Copy out each line of the data that holds the word "media".

───── Record list

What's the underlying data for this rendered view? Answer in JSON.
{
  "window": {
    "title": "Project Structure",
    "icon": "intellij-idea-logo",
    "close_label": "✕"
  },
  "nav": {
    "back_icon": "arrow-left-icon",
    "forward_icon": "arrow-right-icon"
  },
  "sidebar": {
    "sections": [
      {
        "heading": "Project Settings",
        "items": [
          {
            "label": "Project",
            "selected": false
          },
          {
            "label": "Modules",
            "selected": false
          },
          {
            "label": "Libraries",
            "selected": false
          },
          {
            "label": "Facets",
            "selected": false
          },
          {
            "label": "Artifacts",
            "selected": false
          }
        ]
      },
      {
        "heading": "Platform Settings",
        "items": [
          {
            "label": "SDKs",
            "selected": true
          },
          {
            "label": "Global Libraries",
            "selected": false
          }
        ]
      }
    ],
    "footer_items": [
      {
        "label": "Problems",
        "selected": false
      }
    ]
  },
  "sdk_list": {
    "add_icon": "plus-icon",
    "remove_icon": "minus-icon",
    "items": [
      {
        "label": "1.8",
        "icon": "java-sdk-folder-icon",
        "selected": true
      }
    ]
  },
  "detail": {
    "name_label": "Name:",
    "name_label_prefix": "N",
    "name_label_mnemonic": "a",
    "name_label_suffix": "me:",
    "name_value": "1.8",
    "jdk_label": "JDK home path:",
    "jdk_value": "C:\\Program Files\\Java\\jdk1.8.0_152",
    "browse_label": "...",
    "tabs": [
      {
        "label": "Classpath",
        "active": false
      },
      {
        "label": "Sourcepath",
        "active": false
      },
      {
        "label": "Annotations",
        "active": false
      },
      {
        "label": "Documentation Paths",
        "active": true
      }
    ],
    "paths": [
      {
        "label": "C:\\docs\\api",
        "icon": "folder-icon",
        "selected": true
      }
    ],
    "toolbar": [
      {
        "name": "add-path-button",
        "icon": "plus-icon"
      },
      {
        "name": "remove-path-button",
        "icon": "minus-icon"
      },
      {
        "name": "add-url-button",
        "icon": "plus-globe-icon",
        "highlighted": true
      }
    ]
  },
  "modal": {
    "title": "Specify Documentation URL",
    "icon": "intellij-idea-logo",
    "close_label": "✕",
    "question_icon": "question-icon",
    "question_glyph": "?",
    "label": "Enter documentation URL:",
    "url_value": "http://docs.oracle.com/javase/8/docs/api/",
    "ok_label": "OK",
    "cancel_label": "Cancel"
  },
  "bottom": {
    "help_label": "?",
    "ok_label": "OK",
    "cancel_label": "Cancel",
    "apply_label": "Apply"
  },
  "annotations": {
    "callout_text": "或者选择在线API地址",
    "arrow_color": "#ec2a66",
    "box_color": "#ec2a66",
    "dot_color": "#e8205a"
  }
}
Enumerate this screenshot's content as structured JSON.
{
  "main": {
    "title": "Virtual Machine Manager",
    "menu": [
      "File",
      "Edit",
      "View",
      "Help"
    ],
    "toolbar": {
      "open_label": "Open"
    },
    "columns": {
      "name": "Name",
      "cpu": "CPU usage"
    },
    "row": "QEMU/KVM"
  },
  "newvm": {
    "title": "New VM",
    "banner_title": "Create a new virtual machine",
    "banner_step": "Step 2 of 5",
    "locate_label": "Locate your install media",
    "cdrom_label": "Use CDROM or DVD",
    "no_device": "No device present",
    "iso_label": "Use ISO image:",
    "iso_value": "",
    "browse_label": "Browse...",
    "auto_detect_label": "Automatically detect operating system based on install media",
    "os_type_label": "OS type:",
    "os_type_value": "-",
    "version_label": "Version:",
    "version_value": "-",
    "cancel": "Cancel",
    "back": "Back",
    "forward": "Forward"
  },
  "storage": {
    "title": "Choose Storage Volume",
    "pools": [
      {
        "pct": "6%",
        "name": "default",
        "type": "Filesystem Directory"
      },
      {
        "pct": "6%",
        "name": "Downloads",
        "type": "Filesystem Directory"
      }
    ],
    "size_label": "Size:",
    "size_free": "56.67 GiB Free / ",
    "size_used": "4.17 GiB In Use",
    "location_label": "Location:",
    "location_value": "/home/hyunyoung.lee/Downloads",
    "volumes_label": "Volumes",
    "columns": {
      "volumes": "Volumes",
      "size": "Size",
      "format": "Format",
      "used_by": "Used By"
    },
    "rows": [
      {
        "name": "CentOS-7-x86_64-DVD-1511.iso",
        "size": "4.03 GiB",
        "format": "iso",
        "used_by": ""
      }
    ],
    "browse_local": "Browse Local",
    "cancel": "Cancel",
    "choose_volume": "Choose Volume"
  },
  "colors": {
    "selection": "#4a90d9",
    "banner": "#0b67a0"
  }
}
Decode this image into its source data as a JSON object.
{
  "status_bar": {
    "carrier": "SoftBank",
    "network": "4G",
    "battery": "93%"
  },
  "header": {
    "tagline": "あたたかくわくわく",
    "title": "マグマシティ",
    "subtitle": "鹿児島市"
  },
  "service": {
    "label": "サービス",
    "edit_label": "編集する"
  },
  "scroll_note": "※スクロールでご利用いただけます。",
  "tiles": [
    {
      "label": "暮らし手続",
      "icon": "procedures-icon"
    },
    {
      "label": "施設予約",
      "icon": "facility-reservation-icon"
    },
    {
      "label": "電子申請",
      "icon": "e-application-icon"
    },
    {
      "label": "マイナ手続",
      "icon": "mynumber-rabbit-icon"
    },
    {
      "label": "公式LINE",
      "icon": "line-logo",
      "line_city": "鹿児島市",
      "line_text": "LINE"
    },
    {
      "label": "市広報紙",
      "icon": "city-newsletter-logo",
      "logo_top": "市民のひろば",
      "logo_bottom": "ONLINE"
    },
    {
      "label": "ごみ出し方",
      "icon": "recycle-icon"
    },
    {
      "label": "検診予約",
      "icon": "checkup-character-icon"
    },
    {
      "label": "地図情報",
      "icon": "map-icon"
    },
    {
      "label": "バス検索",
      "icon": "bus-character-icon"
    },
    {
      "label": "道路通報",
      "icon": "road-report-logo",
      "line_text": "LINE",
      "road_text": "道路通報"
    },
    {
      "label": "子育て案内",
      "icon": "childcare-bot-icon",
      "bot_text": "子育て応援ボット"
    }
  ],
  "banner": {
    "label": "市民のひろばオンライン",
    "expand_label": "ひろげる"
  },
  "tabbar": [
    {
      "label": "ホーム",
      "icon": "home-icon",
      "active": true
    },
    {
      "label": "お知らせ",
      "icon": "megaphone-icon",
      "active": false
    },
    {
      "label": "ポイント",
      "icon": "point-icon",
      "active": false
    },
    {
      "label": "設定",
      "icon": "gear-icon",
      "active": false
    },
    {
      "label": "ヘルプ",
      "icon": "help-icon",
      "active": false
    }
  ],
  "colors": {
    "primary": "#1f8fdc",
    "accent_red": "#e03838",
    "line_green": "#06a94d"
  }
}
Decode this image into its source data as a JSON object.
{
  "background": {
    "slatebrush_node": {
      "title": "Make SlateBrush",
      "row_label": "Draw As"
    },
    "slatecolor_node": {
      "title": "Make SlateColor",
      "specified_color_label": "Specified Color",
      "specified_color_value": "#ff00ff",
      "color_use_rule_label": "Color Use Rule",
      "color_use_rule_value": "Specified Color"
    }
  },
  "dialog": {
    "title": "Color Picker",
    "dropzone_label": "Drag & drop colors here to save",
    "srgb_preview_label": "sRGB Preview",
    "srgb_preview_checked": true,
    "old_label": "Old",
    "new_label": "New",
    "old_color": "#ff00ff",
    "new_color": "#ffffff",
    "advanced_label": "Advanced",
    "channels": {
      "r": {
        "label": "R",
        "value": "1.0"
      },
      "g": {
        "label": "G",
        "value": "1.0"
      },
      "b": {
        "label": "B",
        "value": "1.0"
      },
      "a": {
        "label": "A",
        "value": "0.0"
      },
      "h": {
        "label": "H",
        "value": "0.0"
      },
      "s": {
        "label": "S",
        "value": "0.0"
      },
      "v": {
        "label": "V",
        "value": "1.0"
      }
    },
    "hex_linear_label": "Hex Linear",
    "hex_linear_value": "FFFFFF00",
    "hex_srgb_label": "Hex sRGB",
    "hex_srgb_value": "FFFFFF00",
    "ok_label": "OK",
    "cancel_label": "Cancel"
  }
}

──────────

### Solved problem
    "locate_label": "Locate your install media",
    "auto_detect_label": "Automatically detect operating system based on install media",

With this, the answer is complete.